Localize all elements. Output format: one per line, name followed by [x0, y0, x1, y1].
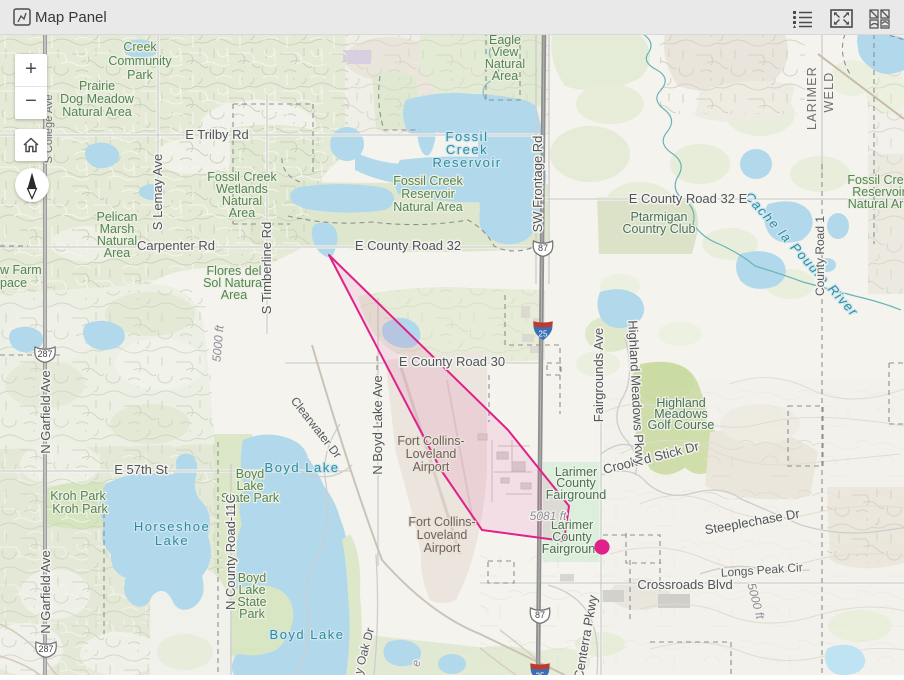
svg-text:Area: Area [221, 288, 247, 302]
svg-text:E County Road 32 E: E County Road 32 E [629, 191, 748, 206]
svg-text:5081 ft: 5081 ft [530, 509, 567, 523]
svg-text:Horseshoe: Horseshoe [134, 519, 210, 534]
svg-text:Fort Collins-: Fort Collins- [397, 434, 464, 448]
svg-text:287: 287 [38, 644, 53, 654]
svg-text:287: 287 [37, 349, 52, 359]
svg-text:25: 25 [539, 330, 548, 339]
svg-text:Natural Area: Natural Area [62, 105, 132, 119]
svg-text:87: 87 [535, 610, 545, 620]
svg-text:N County Road-11C: N County Road-11C [223, 494, 238, 610]
svg-text:Kroh Park: Kroh Park [50, 489, 106, 503]
svg-text:Natural Are: Natural Are [848, 197, 904, 211]
svg-text:Lake: Lake [155, 533, 189, 548]
svg-text:Crossroads Blvd: Crossroads Blvd [637, 577, 732, 592]
svg-text:Loveland: Loveland [406, 447, 457, 461]
svg-text:87: 87 [538, 243, 548, 253]
svg-text:w Farm: w Farm [0, 263, 42, 277]
svg-text:N Boyd Lake Ave: N Boyd Lake Ave [370, 375, 385, 475]
svg-text:Dog Meadow: Dog Meadow [60, 92, 135, 106]
svg-text:Reservoir: Reservoir [432, 155, 501, 170]
svg-text:Park: Park [127, 68, 153, 82]
svg-text:Community: Community [108, 54, 172, 68]
svg-text:N Garfield Ave: N Garfield Ave [38, 550, 53, 634]
svg-text:Boyd Lake: Boyd Lake [265, 460, 340, 475]
svg-text:County Road 1: County Road 1 [813, 216, 827, 296]
svg-text:Natural Area: Natural Area [393, 200, 463, 214]
svg-text:Park: Park [239, 607, 265, 621]
svg-text:Area: Area [492, 69, 518, 83]
svg-text:pace: pace [0, 276, 27, 290]
svg-text:SW Frontage Rd: SW Frontage Rd [530, 136, 545, 233]
svg-text:E 57th St: E 57th St [114, 462, 168, 477]
svg-text:25: 25 [536, 672, 545, 676]
svg-text:Golf Course: Golf Course [648, 418, 715, 432]
svg-text:Country Club: Country Club [623, 222, 696, 236]
svg-text:Airport: Airport [413, 460, 450, 474]
svg-text:Fairground: Fairground [546, 488, 606, 502]
svg-text:Area: Area [104, 246, 130, 260]
svg-text:Fairground: Fairground [542, 542, 602, 556]
svg-text:E County Road 30: E County Road 30 [399, 354, 505, 369]
svg-text:Airport: Airport [424, 541, 461, 555]
svg-text:S Timberline Rd: S Timberline Rd [259, 222, 274, 314]
svg-text:E County Road 32: E County Road 32 [355, 238, 461, 253]
svg-text:Boyd Lake: Boyd Lake [270, 627, 345, 642]
svg-text:Creek: Creek [123, 40, 157, 54]
svg-text:Fossil Creek: Fossil Creek [393, 174, 463, 188]
svg-text:Kroh Park: Kroh Park [52, 502, 108, 516]
svg-text:Prairie: Prairie [79, 79, 115, 93]
svg-text:S Lemay Ave: S Lemay Ave [150, 154, 165, 230]
svg-text:Fairgrounds Ave: Fairgrounds Ave [591, 328, 606, 422]
svg-text:N Garfield Ave: N Garfield Ave [38, 370, 53, 454]
svg-text:Carpenter Rd: Carpenter Rd [137, 238, 215, 253]
svg-text:Fort Collins-: Fort Collins- [408, 515, 475, 529]
svg-text:LARIMER: LARIMER [805, 66, 819, 130]
svg-text:Area: Area [229, 206, 255, 220]
svg-text:Loveland: Loveland [417, 528, 468, 542]
svg-text:WELD: WELD [822, 72, 836, 113]
svg-text:E Trilby Rd: E Trilby Rd [185, 127, 249, 142]
svg-text:Reservoir: Reservoir [401, 187, 455, 201]
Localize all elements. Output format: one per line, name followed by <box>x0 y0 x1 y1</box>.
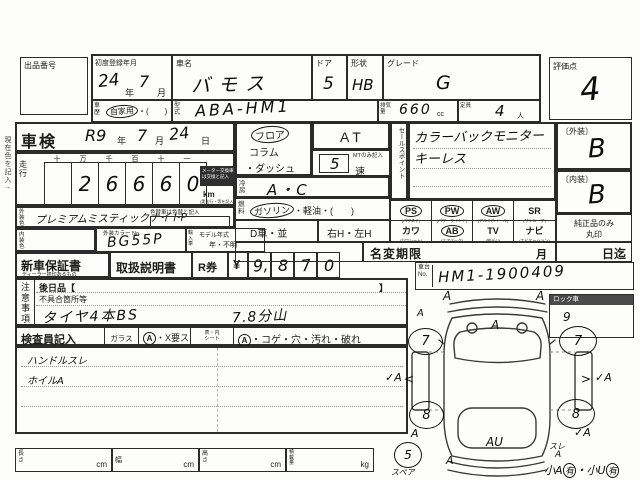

▬▬▬▬▬▬

* [DIRECTION]: Copy out the lines of the listing from the line containing "svg-text:Area: Area [221, 288, 247, 302]" up to and including the line containing "svg-text:Country Club: Country", reproducing each one verbatim.

* [PROBLEM SOLUTION]:
svg-text:Area: Area [221, 288, 247, 302]
svg-text:E County Road 32 E: E County Road 32 E [629, 191, 748, 206]
svg-text:5081 ft: 5081 ft [530, 509, 567, 523]
svg-text:Horseshoe: Horseshoe [134, 519, 210, 534]
svg-text:Fort Collins-: Fort Collins- [397, 434, 464, 448]
svg-text:287: 287 [38, 644, 53, 654]
svg-text:287: 287 [37, 349, 52, 359]
svg-text:25: 25 [539, 330, 548, 339]
svg-text:Natural Area: Natural Area [62, 105, 132, 119]
svg-text:87: 87 [535, 610, 545, 620]
svg-text:N County Road-11C: N County Road-11C [223, 494, 238, 610]
svg-text:Kroh Park: Kroh Park [50, 489, 106, 503]
svg-text:Natural Are: Natural Are [848, 197, 904, 211]
svg-text:Lake: Lake [155, 533, 189, 548]
svg-text:Crossroads Blvd: Crossroads Blvd [637, 577, 732, 592]
svg-text:Loveland: Loveland [406, 447, 457, 461]
svg-text:87: 87 [538, 243, 548, 253]
svg-text:w Farm: w Farm [0, 263, 42, 277]
svg-text:N Boyd Lake Ave: N Boyd Lake Ave [370, 375, 385, 475]
svg-text:Dog Meadow: Dog Meadow [60, 92, 135, 106]
svg-text:Reservoir: Reservoir [432, 155, 501, 170]
svg-text:Park: Park [127, 68, 153, 82]
svg-text:Community: Community [108, 54, 172, 68]
svg-text:N Garfield Ave: N Garfield Ave [38, 550, 53, 634]
svg-text:Boyd Lake: Boyd Lake [265, 460, 340, 475]
svg-text:County Road 1: County Road 1 [813, 216, 827, 296]
svg-text:Natural Area: Natural Area [393, 200, 463, 214]
svg-text:Park: Park [239, 607, 265, 621]
svg-text:Area: Area [492, 69, 518, 83]
svg-text:pace: pace [0, 276, 27, 290]
svg-text:SW Frontage Rd: SW Frontage Rd [530, 136, 545, 233]
svg-text:E 57th St: E 57th St [114, 462, 168, 477]
svg-text:25: 25 [536, 672, 545, 676]
svg-text:Golf Course: Golf Course [648, 418, 715, 432]
svg-text:Country Club: Country Club [623, 222, 696, 236]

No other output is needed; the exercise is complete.